• **Stated task**:
Copy out all the data, word for word.

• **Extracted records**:
>> START
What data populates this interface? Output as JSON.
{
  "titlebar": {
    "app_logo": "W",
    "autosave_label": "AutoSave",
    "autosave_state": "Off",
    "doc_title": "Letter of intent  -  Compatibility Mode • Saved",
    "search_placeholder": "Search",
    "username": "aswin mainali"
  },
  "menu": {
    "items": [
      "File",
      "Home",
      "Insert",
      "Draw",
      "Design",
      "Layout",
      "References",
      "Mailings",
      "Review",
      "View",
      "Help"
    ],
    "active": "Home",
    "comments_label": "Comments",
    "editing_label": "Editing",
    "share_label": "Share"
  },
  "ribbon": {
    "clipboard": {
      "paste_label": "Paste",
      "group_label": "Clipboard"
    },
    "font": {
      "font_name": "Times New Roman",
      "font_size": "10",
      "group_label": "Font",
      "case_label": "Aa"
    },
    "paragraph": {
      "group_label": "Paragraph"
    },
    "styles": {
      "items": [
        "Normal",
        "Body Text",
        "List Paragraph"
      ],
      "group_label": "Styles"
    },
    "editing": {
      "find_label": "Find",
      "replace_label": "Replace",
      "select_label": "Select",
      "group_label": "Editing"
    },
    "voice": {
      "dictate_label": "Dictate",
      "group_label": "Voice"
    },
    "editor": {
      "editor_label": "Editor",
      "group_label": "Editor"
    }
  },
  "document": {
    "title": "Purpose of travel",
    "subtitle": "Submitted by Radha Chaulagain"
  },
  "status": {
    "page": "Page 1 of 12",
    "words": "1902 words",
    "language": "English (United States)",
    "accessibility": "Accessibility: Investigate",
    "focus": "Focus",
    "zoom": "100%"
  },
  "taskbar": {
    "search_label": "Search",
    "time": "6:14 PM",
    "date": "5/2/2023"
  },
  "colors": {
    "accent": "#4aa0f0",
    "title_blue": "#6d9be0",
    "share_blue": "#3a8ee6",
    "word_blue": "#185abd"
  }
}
>> END
• **Written solution**:
What data populates this interface? Output as JSON.
{
  "titlebar": {
    "app_logo": "W",
    "autosave_label": "AutoSave",
    "autosave_state": "Off",
    "doc_title": "Letter of intent  -  Compatibility Mode • Saved",
    "search_placeholder": "Search",
    "username": "aswin mainali"
  },
  "menu": {
    "items": [
      "File",
      "Home",
      "Insert",
      "Draw",
      "Design",
      "Layout",
      "References",
      "Mailings",
      "Review",
      "View",
      "Help"
    ],
    "active": "Home",
    "comments_label": "Comments",
    "editing_label": "Editing",
    "share_label": "Share"
  },
  "ribbon": {
    "clipboard": {
      "paste_label": "Paste",
      "group_label": "Clipboard"
    },
    "font": {
      "font_name": "Times New Roman",
      "font_size": "10",
      "group_label": "Font",
      "case_label": "Aa"
    },
    "paragraph": {
      "group_label": "Paragraph"
    },
    "styles": {
      "items": [
        "Normal",
        "Body Text",
        "List Paragraph"
      ],
      "group_label": "Styles"
    },
    "editing": {
      "find_label": "Find",
      "replace_label": "Replace",
      "select_label": "Select",
      "group_label": "Editing"
    },
    "voice": {
      "dictate_label": "Dictate",
      "group_label": "Voice"
    },
    "editor": {
      "editor_label": "Editor",
      "group_label": "Editor"
    }
  },
  "document": {
    "title": "Purpose of travel",
    "subtitle": "Submitted by Radha Chaulagain"
  },
  "status": {
    "page": "Page 1 of 12",
    "words": "1902 words",
    "language": "English (United States)",
    "accessibility": "Accessibility: Investigate",
    "focus": "Focus",
    "zoom": "100%"
  },
  "taskbar": {
    "search_label": "Search",
    "time": "6:14 PM",
    "date": "5/2/2023"
  },
  "colors": {
    "accent": "#4aa0f0",
    "title_blue": "#6d9be0",
    "share_blue": "#3a8ee6",
    "word_blue": "#185abd"
  }
}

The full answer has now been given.